# What the task requires
Retype the rows below without change, starting with the first one and going on through the line that contains "y-axis-label-line-2: Energy Use", including both of these lines.

# Task material
:::::
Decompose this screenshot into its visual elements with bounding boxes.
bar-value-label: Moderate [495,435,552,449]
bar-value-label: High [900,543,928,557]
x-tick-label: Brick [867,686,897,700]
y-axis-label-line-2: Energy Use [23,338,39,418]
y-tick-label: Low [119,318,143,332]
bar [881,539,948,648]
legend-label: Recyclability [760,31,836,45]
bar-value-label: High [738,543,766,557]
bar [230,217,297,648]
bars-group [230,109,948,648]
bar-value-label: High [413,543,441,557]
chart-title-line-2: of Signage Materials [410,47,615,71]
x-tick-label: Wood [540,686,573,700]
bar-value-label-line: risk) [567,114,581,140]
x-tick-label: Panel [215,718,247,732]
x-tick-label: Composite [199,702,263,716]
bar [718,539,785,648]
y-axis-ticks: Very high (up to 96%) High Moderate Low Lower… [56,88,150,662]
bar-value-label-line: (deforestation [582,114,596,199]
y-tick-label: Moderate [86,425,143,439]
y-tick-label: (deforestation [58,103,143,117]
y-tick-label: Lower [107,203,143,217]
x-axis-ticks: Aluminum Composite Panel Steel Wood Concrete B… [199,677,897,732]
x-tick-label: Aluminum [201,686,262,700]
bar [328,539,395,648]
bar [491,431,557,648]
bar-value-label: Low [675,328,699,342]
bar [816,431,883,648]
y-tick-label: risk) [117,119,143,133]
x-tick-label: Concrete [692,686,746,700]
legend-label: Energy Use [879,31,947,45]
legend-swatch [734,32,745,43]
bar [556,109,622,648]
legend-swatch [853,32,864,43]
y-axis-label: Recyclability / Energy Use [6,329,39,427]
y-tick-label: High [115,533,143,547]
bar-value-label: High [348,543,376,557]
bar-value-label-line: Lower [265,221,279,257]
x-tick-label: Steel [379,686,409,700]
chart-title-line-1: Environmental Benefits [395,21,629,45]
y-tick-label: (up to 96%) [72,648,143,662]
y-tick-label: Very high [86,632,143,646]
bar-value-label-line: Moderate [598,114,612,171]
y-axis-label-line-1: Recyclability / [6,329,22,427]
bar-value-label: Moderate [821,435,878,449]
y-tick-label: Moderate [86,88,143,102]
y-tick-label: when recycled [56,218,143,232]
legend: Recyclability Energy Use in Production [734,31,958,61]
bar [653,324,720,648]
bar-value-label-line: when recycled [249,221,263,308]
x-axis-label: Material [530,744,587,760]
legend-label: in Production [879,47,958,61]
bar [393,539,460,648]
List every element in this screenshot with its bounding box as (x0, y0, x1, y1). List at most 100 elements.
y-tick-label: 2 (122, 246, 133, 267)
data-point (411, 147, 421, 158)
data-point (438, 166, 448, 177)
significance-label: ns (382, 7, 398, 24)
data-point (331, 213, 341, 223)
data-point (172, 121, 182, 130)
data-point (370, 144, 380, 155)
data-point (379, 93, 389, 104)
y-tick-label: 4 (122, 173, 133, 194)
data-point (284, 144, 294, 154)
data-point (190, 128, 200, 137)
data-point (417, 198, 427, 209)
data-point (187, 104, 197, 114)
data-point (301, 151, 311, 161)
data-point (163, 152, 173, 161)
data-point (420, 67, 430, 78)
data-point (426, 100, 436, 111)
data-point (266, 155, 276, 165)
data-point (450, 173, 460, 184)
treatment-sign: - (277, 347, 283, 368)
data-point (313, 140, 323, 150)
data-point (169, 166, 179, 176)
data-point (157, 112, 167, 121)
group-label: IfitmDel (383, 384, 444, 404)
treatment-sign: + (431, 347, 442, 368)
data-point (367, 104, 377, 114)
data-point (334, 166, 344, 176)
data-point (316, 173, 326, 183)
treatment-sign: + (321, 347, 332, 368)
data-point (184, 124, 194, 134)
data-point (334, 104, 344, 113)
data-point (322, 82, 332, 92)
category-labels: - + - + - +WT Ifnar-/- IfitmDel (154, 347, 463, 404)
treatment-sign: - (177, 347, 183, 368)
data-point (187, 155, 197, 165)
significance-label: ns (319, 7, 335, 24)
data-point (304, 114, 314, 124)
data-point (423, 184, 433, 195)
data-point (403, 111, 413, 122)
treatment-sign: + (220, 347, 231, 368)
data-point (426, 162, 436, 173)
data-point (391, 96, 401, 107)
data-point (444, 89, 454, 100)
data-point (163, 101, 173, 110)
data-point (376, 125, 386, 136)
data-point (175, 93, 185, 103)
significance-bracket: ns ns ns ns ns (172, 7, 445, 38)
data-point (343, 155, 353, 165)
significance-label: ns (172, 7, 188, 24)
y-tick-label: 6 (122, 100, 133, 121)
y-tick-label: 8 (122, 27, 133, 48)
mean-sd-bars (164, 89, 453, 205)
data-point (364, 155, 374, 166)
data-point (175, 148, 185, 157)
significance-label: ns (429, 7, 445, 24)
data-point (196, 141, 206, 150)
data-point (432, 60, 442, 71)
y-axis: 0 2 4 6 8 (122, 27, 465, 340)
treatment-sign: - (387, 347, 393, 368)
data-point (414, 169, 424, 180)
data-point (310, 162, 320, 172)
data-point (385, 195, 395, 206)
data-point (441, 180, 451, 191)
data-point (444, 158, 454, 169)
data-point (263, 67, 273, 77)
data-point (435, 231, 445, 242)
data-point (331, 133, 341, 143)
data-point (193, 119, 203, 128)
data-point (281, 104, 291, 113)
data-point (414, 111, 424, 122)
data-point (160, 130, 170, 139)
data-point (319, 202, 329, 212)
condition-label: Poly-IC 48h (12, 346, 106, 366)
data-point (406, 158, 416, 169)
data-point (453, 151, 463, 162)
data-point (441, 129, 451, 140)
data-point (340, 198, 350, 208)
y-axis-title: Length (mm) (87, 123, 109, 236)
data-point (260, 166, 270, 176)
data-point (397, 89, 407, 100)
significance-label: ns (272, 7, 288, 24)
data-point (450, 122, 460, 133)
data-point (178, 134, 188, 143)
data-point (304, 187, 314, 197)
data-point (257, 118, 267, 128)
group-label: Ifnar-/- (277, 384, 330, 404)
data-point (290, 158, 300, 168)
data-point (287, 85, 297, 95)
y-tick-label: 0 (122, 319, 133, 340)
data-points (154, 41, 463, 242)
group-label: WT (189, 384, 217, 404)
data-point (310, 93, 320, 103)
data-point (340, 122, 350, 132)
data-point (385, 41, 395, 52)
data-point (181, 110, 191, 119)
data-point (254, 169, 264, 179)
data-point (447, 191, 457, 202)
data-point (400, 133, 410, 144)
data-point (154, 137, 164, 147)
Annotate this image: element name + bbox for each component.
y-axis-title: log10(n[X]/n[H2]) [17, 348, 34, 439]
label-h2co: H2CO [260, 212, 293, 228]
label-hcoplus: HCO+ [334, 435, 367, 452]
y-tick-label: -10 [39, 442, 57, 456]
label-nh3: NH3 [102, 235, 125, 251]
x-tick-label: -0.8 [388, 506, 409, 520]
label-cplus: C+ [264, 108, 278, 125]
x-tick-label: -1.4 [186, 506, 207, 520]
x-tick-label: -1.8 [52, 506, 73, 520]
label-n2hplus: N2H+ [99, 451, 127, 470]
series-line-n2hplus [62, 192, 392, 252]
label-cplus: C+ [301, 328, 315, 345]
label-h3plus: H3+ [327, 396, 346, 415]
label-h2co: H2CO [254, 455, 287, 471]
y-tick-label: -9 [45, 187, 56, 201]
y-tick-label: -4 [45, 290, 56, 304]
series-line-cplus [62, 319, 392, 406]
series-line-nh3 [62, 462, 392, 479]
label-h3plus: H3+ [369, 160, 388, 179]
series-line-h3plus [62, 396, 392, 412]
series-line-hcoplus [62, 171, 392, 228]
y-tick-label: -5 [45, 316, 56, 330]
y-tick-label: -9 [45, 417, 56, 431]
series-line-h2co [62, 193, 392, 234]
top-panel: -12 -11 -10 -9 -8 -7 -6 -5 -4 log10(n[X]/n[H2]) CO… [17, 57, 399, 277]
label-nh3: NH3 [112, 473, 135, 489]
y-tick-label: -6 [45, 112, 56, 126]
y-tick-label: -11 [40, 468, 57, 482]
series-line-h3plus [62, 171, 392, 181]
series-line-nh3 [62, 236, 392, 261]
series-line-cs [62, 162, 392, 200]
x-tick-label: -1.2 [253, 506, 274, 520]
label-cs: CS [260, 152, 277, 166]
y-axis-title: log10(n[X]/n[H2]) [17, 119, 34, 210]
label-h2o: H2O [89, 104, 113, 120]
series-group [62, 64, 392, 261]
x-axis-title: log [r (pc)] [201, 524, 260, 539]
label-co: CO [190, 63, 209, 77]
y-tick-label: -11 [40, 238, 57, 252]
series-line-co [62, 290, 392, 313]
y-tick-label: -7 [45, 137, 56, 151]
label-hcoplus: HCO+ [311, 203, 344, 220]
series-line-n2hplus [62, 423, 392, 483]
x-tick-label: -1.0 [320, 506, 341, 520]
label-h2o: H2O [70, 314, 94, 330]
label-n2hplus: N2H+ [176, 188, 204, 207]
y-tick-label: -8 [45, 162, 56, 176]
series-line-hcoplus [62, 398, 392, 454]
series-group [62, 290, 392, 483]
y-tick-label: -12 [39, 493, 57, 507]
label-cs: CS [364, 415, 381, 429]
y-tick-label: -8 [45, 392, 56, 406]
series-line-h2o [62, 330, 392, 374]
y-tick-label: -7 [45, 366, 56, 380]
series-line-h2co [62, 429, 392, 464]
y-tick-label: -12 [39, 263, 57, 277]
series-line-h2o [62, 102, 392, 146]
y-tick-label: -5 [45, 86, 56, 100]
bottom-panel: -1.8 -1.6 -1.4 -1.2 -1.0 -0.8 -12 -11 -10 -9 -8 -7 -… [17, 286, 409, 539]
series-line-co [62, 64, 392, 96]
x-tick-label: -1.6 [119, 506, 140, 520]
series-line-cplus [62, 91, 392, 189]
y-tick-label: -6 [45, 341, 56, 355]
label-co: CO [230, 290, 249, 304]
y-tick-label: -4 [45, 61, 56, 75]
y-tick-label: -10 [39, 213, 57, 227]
:::::
# The completed task
Decompose this screenshot into its visual elements with bounding boxes.
bar-value-label: Moderate [495,435,552,449]
bar-value-label: High [900,543,928,557]
x-tick-label: Brick [867,686,897,700]
y-axis-label-line-2: Energy Use [23,338,39,418]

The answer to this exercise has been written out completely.